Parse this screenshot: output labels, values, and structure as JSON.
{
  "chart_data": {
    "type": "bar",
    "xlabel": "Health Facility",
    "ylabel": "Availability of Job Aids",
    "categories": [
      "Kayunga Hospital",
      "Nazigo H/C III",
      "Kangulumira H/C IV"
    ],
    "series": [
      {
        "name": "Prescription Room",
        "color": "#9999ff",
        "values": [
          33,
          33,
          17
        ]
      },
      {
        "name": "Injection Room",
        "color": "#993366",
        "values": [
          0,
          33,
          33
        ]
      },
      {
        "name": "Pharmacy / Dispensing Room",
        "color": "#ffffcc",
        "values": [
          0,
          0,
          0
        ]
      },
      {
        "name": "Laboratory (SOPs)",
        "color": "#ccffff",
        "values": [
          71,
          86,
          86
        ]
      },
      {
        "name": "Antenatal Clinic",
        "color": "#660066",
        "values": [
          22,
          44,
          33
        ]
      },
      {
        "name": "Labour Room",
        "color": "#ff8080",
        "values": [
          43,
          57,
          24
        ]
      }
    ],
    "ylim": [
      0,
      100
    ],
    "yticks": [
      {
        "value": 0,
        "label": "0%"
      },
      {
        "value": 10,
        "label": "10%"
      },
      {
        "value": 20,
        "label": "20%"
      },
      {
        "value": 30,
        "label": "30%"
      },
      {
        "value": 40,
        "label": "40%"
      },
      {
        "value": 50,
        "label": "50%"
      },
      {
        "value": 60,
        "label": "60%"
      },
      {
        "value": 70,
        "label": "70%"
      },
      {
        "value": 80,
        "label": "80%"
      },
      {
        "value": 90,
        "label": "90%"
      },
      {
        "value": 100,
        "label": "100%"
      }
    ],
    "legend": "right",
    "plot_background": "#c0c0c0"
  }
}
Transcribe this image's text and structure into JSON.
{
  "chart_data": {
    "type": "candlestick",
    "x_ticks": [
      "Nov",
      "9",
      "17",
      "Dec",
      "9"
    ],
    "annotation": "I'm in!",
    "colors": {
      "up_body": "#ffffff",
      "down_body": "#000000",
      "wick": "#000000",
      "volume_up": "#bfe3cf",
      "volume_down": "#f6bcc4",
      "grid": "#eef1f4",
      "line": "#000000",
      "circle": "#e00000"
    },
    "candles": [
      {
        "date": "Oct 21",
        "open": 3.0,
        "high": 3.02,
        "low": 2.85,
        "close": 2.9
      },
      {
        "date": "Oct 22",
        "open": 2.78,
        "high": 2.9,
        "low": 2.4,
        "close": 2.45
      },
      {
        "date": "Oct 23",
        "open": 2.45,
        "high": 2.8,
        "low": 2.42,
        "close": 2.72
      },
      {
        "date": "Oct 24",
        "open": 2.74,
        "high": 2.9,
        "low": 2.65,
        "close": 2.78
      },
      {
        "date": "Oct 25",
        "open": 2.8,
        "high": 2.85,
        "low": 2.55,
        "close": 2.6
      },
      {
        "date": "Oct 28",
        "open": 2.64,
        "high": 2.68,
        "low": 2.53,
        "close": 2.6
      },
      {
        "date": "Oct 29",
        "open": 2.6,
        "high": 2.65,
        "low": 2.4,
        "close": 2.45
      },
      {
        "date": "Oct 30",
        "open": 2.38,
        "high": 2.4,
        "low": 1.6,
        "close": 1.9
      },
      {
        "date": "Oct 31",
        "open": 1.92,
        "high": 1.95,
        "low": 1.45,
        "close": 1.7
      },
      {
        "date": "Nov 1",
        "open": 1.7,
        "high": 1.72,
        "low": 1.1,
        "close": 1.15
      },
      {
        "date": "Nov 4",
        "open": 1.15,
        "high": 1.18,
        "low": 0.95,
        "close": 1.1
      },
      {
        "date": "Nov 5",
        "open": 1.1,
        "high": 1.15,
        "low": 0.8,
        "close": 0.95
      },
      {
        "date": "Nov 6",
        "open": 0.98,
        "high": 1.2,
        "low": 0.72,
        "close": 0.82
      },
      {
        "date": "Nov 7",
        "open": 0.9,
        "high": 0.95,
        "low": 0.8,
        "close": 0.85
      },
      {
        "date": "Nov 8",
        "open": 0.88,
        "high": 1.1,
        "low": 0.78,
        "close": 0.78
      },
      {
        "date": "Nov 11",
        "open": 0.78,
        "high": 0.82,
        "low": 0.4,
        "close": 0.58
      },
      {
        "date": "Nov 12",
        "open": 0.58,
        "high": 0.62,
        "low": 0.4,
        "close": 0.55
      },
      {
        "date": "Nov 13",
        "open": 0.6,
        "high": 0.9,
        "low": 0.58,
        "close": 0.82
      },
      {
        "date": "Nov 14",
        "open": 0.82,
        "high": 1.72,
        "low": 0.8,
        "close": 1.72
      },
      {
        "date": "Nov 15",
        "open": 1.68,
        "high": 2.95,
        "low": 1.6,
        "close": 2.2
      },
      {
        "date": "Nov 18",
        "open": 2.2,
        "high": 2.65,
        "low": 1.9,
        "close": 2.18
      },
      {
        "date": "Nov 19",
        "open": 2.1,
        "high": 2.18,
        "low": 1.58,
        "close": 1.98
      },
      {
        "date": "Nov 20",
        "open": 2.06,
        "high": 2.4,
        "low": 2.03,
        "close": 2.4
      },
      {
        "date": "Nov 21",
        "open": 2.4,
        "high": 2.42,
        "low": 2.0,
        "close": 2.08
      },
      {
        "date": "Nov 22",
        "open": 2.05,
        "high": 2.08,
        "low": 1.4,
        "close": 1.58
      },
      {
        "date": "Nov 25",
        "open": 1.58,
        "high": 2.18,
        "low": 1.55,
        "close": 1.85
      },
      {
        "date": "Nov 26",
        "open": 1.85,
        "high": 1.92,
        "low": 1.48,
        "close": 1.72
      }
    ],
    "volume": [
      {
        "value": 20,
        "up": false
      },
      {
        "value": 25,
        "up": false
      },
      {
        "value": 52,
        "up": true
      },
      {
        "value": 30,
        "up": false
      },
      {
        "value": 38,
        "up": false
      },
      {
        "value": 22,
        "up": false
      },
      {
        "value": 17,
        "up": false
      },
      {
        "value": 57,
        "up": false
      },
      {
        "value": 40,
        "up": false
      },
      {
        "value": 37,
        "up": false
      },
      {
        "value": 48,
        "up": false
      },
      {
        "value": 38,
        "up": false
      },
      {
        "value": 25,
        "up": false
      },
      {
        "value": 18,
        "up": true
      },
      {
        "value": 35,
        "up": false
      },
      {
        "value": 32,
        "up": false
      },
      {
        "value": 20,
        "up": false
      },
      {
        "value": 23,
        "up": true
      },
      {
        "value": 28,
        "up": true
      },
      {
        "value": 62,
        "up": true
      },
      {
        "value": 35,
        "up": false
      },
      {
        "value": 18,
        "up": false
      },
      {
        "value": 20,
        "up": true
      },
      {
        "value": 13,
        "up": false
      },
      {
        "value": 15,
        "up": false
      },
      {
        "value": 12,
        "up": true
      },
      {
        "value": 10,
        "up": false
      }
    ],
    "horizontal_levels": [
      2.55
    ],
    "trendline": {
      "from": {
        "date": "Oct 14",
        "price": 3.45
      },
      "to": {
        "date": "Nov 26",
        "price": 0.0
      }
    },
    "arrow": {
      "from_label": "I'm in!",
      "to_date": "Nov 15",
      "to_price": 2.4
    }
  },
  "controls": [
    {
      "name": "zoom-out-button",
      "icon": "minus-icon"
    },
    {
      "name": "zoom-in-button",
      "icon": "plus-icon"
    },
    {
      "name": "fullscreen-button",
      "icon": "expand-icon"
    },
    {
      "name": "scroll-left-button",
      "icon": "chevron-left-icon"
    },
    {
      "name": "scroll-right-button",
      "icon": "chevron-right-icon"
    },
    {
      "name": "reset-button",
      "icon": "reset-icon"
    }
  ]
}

——————

Task
Look over the records above and copy each line that includes the string "icon".

Solution below
      "icon": "minus-icon"
      "icon": "plus-icon"
      "icon": "expand-icon"
      "icon": "chevron-left-icon"
      "icon": "chevron-right-icon"
      "icon": "reset-icon"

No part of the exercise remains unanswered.